# Written instruction
Set the listing down again exactly, please, apart from its pictures.

# Supplied information
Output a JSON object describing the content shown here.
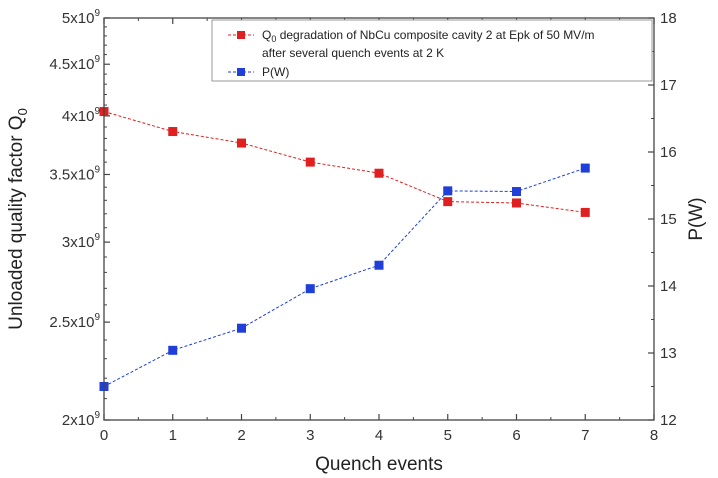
{
  "chart_data": {
    "type": "line",
    "x": [
      0,
      1,
      2,
      3,
      4,
      5,
      6,
      7
    ],
    "xlabel": "Quench events",
    "xlim": [
      0,
      8
    ],
    "xticks": [
      "0",
      "1",
      "2",
      "3",
      "4",
      "5",
      "6",
      "7",
      "8"
    ],
    "ylabel_left_text": "Unloaded quality factor Q",
    "ylabel_left_sub": "0",
    "ylim_left": [
      2000000000,
      5000000000
    ],
    "ylabel_right": "P(W)",
    "ylim_right": [
      12,
      18
    ],
    "yticks_right": [
      "12",
      "13",
      "14",
      "15",
      "16",
      "17",
      "18"
    ],
    "left_tick_values": [
      2000000000,
      2500000000,
      3000000000,
      3500000000,
      4000000000,
      4500000000,
      5000000000
    ],
    "left_ticks": [
      {
        "mant": "2x10",
        "exp": "9"
      },
      {
        "mant": "2.5x10",
        "exp": "9"
      },
      {
        "mant": "3x10",
        "exp": "9"
      },
      {
        "mant": "3.5x10",
        "exp": "9"
      },
      {
        "mant": "4x10",
        "exp": "9"
      },
      {
        "mant": "4.5x10",
        "exp": "9"
      },
      {
        "mant": "5x10",
        "exp": "9"
      }
    ],
    "series": [
      {
        "name": "Q0 degradation of NbCu composite cavity 2 at Epk of 50 MV/m after several quench events at 2 K",
        "axis": "left",
        "color": "#e02020",
        "marker": "square",
        "line": "dashed",
        "values": [
          4040000000,
          3860000000,
          3760000000,
          3600000000,
          3510000000,
          3290000000,
          3280000000,
          3210000000
        ]
      },
      {
        "name": "P(W)",
        "axis": "right",
        "color": "#1f3fd8",
        "marker": "square",
        "line": "dashed",
        "values": [
          12.5,
          13.04,
          13.37,
          13.96,
          14.31,
          15.42,
          15.41,
          15.76
        ]
      }
    ],
    "legend": {
      "placement": "top-right",
      "q_prefix": "Q",
      "q_sub": "0",
      "q_line1_rest": " degradation  of NbCu composite cavity 2 at Epk of 50 MV/m",
      "q_line2": "after several quench events at 2 K",
      "p_label": "P(W)"
    },
    "grid": false
  }
}
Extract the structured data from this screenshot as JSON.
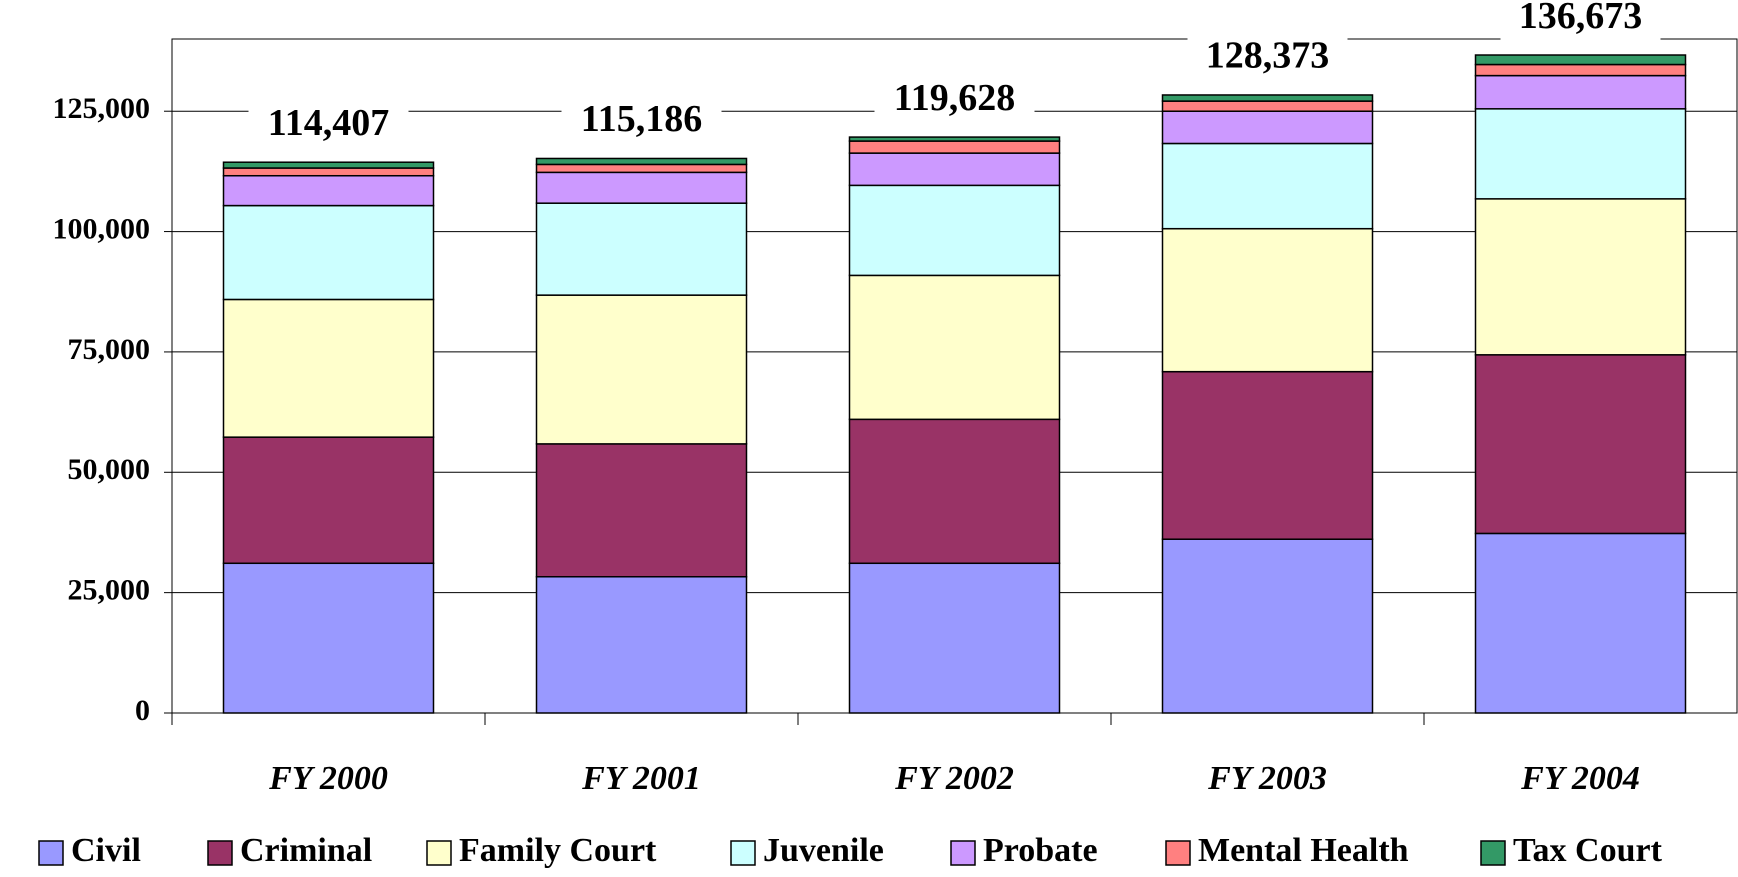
{
  "chart_data": {
    "type": "stacked_bar",
    "categories": [
      "FY 2000",
      "FY 2001",
      "FY 2002",
      "FY 2003",
      "FY 2004"
    ],
    "series": [
      {
        "name": "Civil",
        "color": "#9999ff",
        "values": [
          31100,
          28300,
          31100,
          36100,
          37300
        ]
      },
      {
        "name": "Criminal",
        "color": "#993366",
        "values": [
          26200,
          27600,
          29900,
          34800,
          37100
        ]
      },
      {
        "name": "Family Court",
        "color": "#ffffcc",
        "values": [
          28600,
          30900,
          29900,
          29700,
          32400
        ]
      },
      {
        "name": "Juvenile",
        "color": "#ccffff",
        "values": [
          19500,
          19100,
          18700,
          17700,
          18700
        ]
      },
      {
        "name": "Probate",
        "color": "#cc99ff",
        "values": [
          6200,
          6400,
          6700,
          6700,
          6900
        ]
      },
      {
        "name": "Mental Health",
        "color": "#ff8080",
        "values": [
          1600,
          1650,
          2500,
          2100,
          2300
        ]
      },
      {
        "name": "Tax Court",
        "color": "#339966",
        "values": [
          1207,
          1236,
          828,
          1273,
          1973
        ]
      }
    ],
    "totals": [
      114407,
      115186,
      119628,
      128373,
      136673
    ],
    "total_labels": [
      "114,407",
      "115,186",
      "119,628",
      "128,373",
      "136,673"
    ],
    "ylim": [
      0,
      140000
    ],
    "yticks": [
      0,
      {
        "value": 25000,
        "label": "25,000"
      },
      {
        "value": 50000,
        "label": "50,000"
      },
      {
        "value": 75000,
        "label": "75,000"
      },
      {
        "value": 100000,
        "label": "100,000"
      },
      {
        "value": 125000,
        "label": "125,000"
      }
    ],
    "grid": true,
    "legend": "bottom"
  }
}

# Exercise response
Output a JSON object describing the content shown here.
{
  "chart_data": {
    "type": "line",
    "x": [
      0,
      1,
      2,
      3,
      4,
      5,
      6,
      7
    ],
    "xlabel": "Quench events",
    "xlim": [
      0,
      8
    ],
    "xticks": [
      "0",
      "1",
      "2",
      "3",
      "4",
      "5",
      "6",
      "7",
      "8"
    ],
    "ylabel_left_text": "Unloaded quality factor Q",
    "ylabel_left_sub": "0",
    "ylim_left": [
      2000000000,
      5000000000
    ],
    "ylabel_right": "P(W)",
    "ylim_right": [
      12,
      18
    ],
    "yticks_right": [
      "12",
      "13",
      "14",
      "15",
      "16",
      "17",
      "18"
    ],
    "left_tick_values": [
      2000000000,
      2500000000,
      3000000000,
      3500000000,
      4000000000,
      4500000000,
      5000000000
    ],
    "left_ticks": [
      {
        "mant": "2x10",
        "exp": "9"
      },
      {
        "mant": "2.5x10",
        "exp": "9"
      },
      {
        "mant": "3x10",
        "exp": "9"
      },
      {
        "mant": "3.5x10",
        "exp": "9"
      },
      {
        "mant": "4x10",
        "exp": "9"
      },
      {
        "mant": "4.5x10",
        "exp": "9"
      },
      {
        "mant": "5x10",
        "exp": "9"
      }
    ],
    "series": [
      {
        "name": "Q0 degradation of NbCu composite cavity 2 at Epk of 50 MV/m after several quench events at 2 K",
        "axis": "left",
        "color": "#e02020",
        "marker": "square",
        "line": "dashed",
        "values": [
          4040000000,
          3860000000,
          3760000000,
          3600000000,
          3510000000,
          3290000000,
          3280000000,
          3210000000
        ]
      },
      {
        "name": "P(W)",
        "axis": "right",
        "color": "#1f3fd8",
        "marker": "square",
        "line": "dashed",
        "values": [
          12.5,
          13.04,
          13.37,
          13.96,
          14.31,
          15.42,
          15.41,
          15.76
        ]
      }
    ],
    "legend": {
      "placement": "top-right",
      "q_prefix": "Q",
      "q_sub": "0",
      "q_line1_rest": " degradation  of NbCu composite cavity 2 at Epk of 50 MV/m",
      "q_line2": "after several quench events at 2 K",
      "p_label": "P(W)"
    },
    "grid": false
  }
}
Extract the structured data from this screenshot as JSON.
{
  "chart_data": {
    "type": "stacked_bar",
    "categories": [
      "FY 2000",
      "FY 2001",
      "FY 2002",
      "FY 2003",
      "FY 2004"
    ],
    "series": [
      {
        "name": "Civil",
        "color": "#9999ff",
        "values": [
          31100,
          28300,
          31100,
          36100,
          37300
        ]
      },
      {
        "name": "Criminal",
        "color": "#993366",
        "values": [
          26200,
          27600,
          29900,
          34800,
          37100
        ]
      },
      {
        "name": "Family Court",
        "color": "#ffffcc",
        "values": [
          28600,
          30900,
          29900,
          29700,
          32400
        ]
      },
      {
        "name": "Juvenile",
        "color": "#ccffff",
        "values": [
          19500,
          19100,
          18700,
          17700,
          18700
        ]
      },
      {
        "name": "Probate",
        "color": "#cc99ff",
        "values": [
          6200,
          6400,
          6700,
          6700,
          6900
        ]
      },
      {
        "name": "Mental Health",
        "color": "#ff8080",
        "values": [
          1600,
          1650,
          2500,
          2100,
          2300
        ]
      },
      {
        "name": "Tax Court",
        "color": "#339966",
        "values": [
          1207,
          1236,
          828,
          1273,
          1973
        ]
      }
    ],
    "totals": [
      114407,
      115186,
      119628,
      128373,
      136673
    ],
    "total_labels": [
      "114,407",
      "115,186",
      "119,628",
      "128,373",
      "136,673"
    ],
    "ylim": [
      0,
      140000
    ],
    "yticks": [
      0,
      {
        "value": 25000,
        "label": "25,000"
      },
      {
        "value": 50000,
        "label": "50,000"
      },
      {
        "value": 75000,
        "label": "75,000"
      },
      {
        "value": 100000,
        "label": "100,000"
      },
      {
        "value": 125000,
        "label": "125,000"
      }
    ],
    "grid": true,
    "legend": "bottom"
  }
}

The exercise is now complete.